DATA LINES:

--- Begin ---

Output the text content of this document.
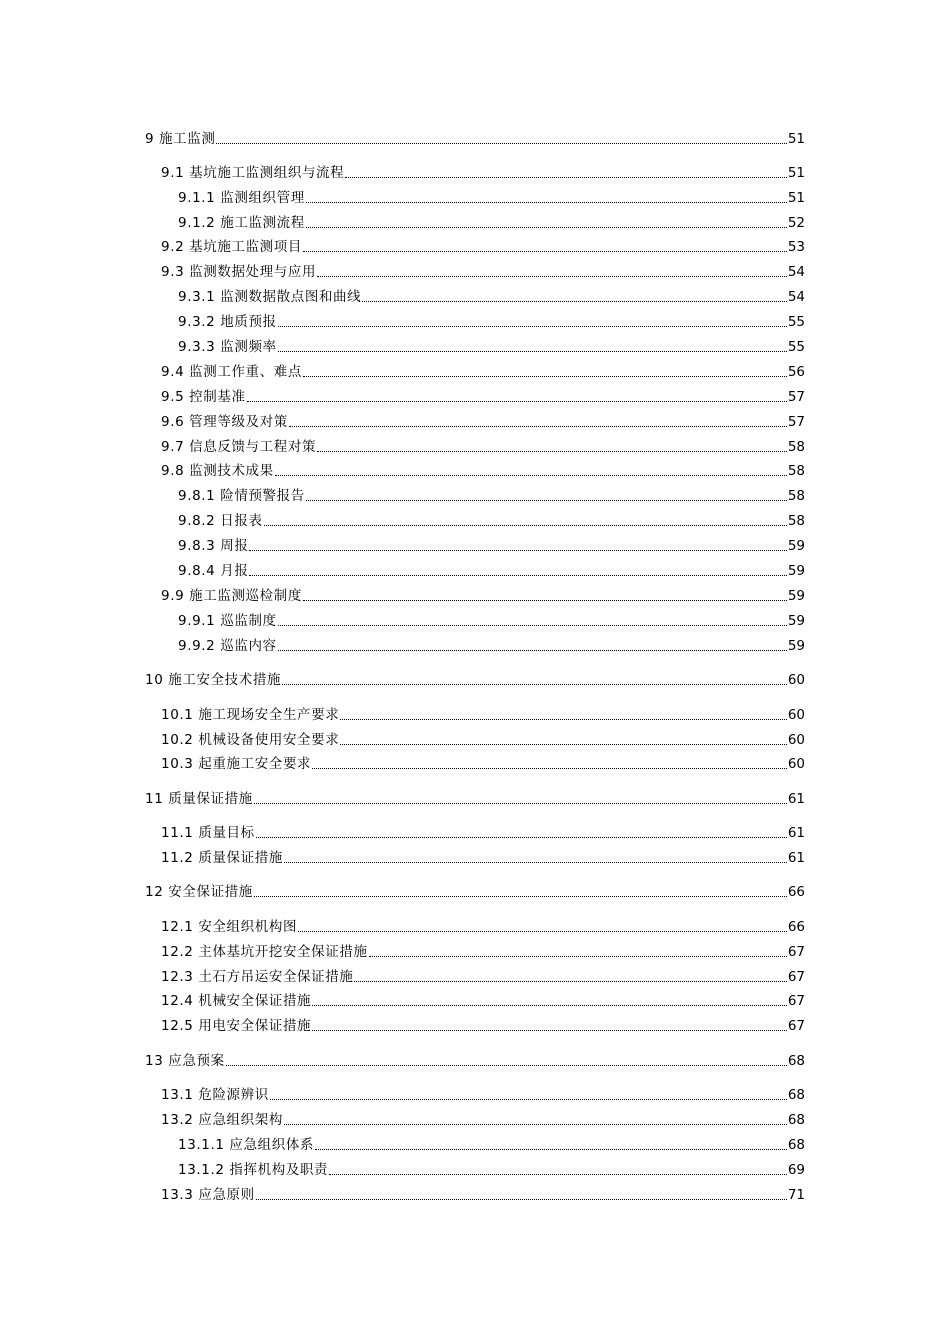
9 施工监测	51
9.1 基坑施工监测组织与流程	51
9.1.1 监测组织管理	51
9.1.2 施工监测流程	52
9.2 基坑施工监测项目	53
9.3 监测数据处理与应用	54
9.3.1 监测数据散点图和曲线	54
9.3.2 地质预报	55
9.3.3 监测频率	55
9.4 监测工作重、难点	56
9.5 控制基准	57
9.6 管理等级及对策	57
9.7 信息反馈与工程对策	58
9.8 监测技术成果	58
9.8.1 险情预警报告	58
9.8.2 日报表	58
9.8.3 周报	59
9.8.4 月报	59
9.9 施工监测巡检制度	59
9.9.1 巡监制度	59
9.9.2 巡监内容	59
10 施工安全技术措施	60
10.1 施工现场安全生产要求	60
10.2 机械设备使用安全要求	60
10.3 起重施工安全要求	60
11 质量保证措施	61
11.1 质量目标	61
11.2 质量保证措施	61
12 安全保证措施	66
12.1 安全组织机构图	66
12.2 主体基坑开挖安全保证措施	67
12.3 土石方吊运安全保证措施	67
12.4 机械安全保证措施	67
12.5 用电安全保证措施	67
13 应急预案	68
13.1 危险源辨识	68
13.2 应急组织架构	68
13.1.1 应急组织体系	68
13.1.2 指挥机构及职责	69
13.3 应急原则	71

--- End ---

THE REQUEST:
From the material above, copy everything exactly but the pictures.

EXPECTED ANSWER:
Output the text content of this document.
9 施工监测	51
9.1 基坑施工监测组织与流程	51
9.1.1 监测组织管理	51
9.1.2 施工监测流程	52
9.2 基坑施工监测项目	53
9.3 监测数据处理与应用	54
9.3.1 监测数据散点图和曲线	54
9.3.2 地质预报	55
9.3.3 监测频率	55
9.4 监测工作重、难点	56
9.5 控制基准	57
9.6 管理等级及对策	57
9.7 信息反馈与工程对策	58
9.8 监测技术成果	58
9.8.1 险情预警报告	58
9.8.2 日报表	58
9.8.3 周报	59
9.8.4 月报	59
9.9 施工监测巡检制度	59
9.9.1 巡监制度	59
9.9.2 巡监内容	59
10 施工安全技术措施	60
10.1 施工现场安全生产要求	60
10.2 机械设备使用安全要求	60
10.3 起重施工安全要求	60
11 质量保证措施	61
11.1 质量目标	61
11.2 质量保证措施	61
12 安全保证措施	66
12.1 安全组织机构图	66
12.2 主体基坑开挖安全保证措施	67
12.3 土石方吊运安全保证措施	67
12.4 机械安全保证措施	67
12.5 用电安全保证措施	67
13 应急预案	68
13.1 危险源辨识	68
13.2 应急组织架构	68
13.1.1 应急组织体系	68
13.1.2 指挥机构及职责	69
13.3 应急原则	71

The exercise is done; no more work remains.